Task brief → Give the number of lines containing the word "image" and nothing more.

------ Records shown

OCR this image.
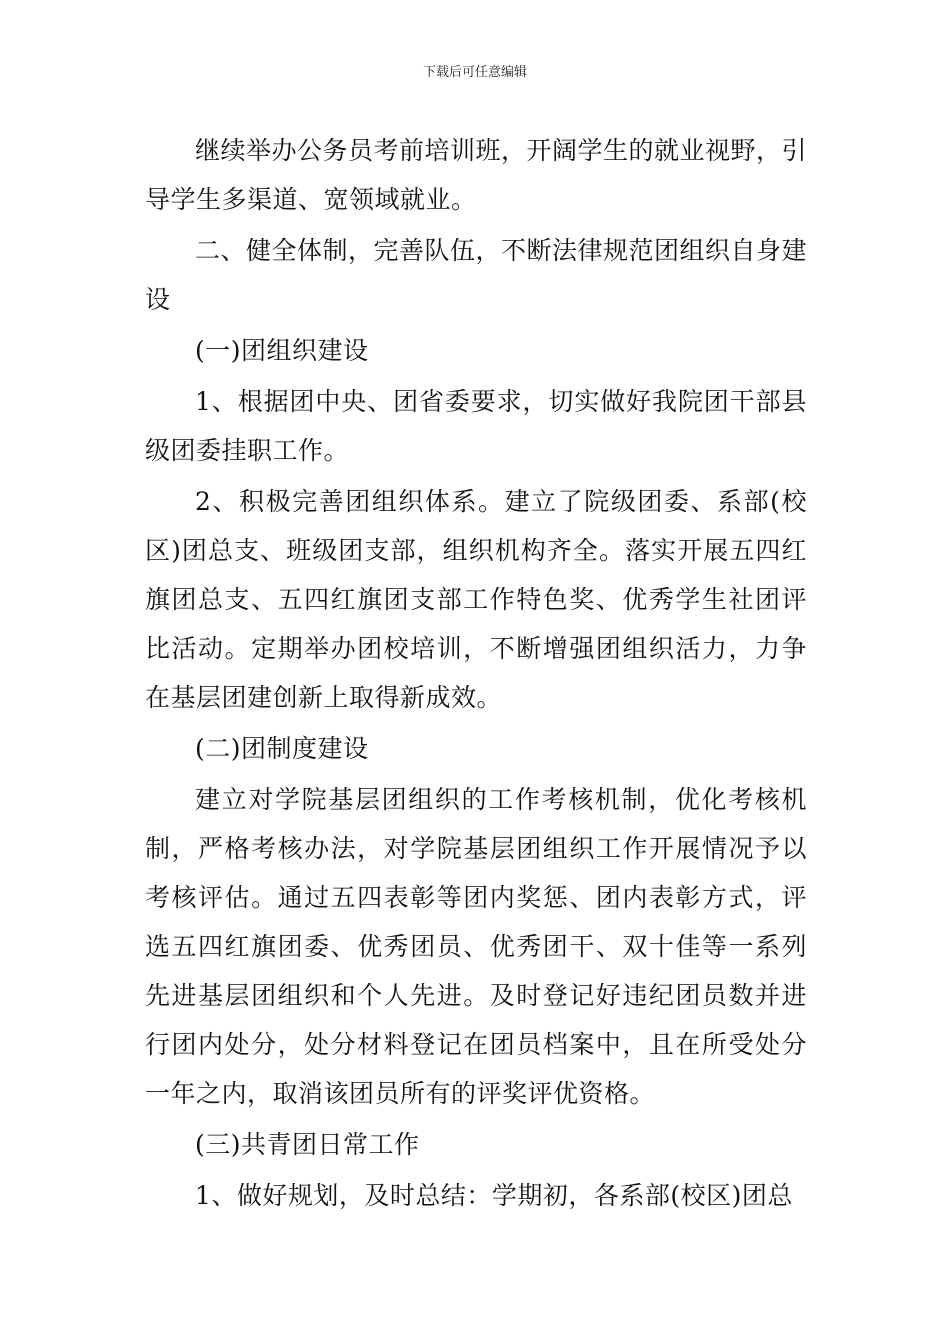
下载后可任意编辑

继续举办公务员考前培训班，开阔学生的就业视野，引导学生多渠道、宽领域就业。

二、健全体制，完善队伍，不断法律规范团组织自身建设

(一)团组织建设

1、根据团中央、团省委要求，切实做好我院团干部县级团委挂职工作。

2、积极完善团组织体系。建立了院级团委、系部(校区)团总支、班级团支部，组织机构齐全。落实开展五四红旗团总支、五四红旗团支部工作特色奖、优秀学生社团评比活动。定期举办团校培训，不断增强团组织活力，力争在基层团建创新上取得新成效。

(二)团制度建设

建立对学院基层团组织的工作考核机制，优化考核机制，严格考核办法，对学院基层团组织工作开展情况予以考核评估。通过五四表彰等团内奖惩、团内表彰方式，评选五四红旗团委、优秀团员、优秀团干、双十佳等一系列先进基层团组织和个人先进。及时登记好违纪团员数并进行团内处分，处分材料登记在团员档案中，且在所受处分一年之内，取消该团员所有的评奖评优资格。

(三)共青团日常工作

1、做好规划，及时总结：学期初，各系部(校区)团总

------------
------ Records shown

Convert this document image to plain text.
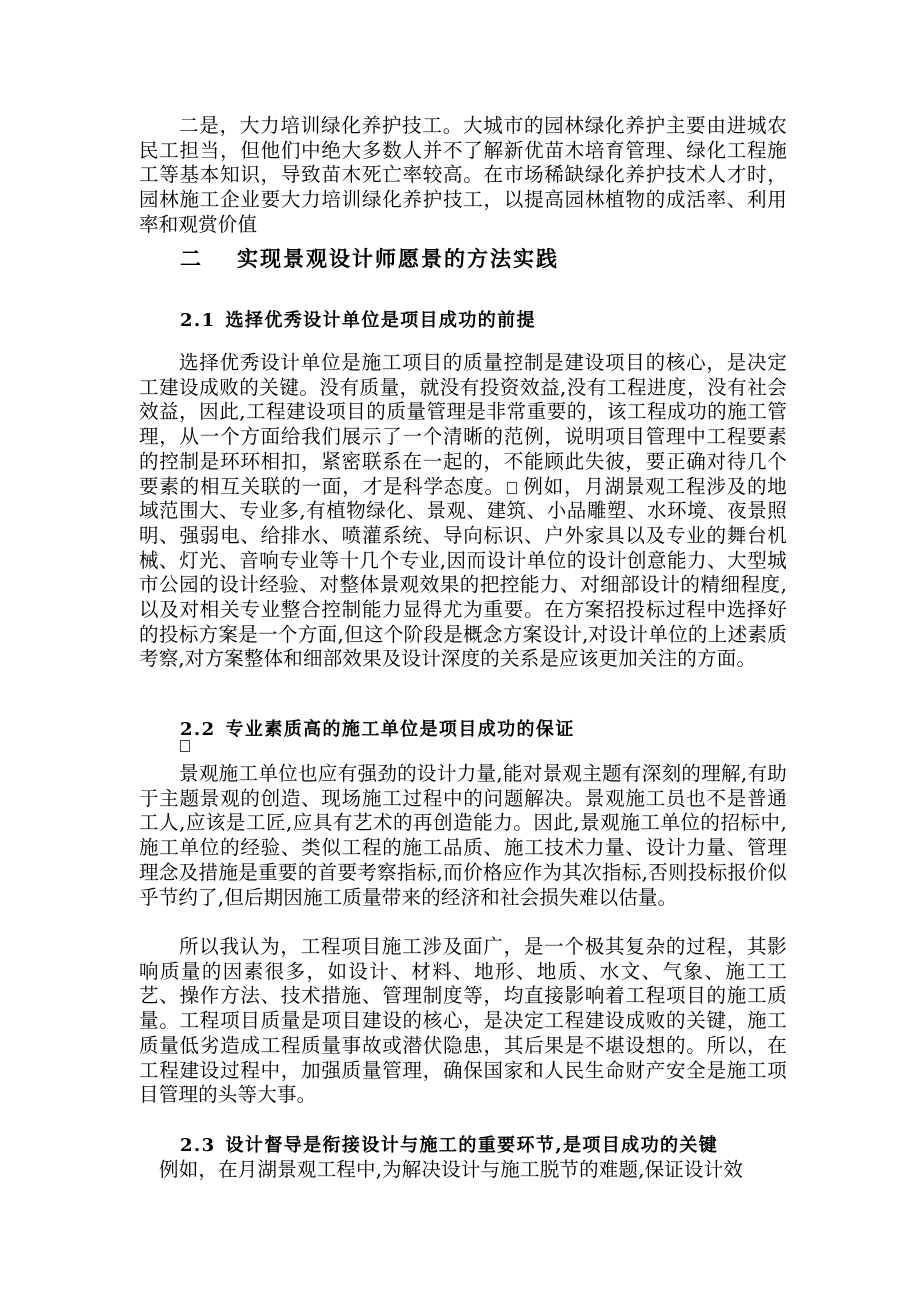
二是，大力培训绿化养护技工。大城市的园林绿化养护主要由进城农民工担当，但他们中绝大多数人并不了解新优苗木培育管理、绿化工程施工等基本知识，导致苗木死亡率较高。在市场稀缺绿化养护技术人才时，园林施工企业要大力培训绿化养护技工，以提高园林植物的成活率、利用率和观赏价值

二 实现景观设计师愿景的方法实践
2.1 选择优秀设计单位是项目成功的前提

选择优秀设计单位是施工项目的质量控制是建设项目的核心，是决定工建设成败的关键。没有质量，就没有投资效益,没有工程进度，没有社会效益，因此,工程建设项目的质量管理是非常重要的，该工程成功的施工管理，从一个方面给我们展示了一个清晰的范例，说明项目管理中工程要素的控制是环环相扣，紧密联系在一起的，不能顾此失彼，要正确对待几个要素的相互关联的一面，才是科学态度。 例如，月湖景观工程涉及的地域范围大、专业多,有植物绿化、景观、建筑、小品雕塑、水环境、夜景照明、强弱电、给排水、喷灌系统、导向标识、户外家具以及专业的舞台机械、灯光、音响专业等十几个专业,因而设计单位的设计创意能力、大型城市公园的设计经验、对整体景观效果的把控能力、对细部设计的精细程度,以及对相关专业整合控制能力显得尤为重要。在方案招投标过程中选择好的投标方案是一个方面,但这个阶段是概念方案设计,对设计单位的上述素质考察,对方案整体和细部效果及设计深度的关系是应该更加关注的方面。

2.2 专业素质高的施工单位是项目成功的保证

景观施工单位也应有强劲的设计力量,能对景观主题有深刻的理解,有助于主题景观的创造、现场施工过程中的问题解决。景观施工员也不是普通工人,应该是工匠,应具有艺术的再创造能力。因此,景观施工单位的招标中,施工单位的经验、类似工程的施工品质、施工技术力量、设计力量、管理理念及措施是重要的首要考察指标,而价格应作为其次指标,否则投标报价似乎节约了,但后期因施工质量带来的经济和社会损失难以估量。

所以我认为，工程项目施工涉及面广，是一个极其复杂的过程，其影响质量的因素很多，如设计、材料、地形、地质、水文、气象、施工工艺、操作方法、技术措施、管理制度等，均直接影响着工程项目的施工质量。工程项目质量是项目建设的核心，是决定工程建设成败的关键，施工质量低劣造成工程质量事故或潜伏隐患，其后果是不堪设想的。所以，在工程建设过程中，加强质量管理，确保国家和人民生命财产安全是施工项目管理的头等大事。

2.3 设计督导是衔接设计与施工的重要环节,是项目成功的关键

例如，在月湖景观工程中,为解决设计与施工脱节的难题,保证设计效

------------

Written answer → 2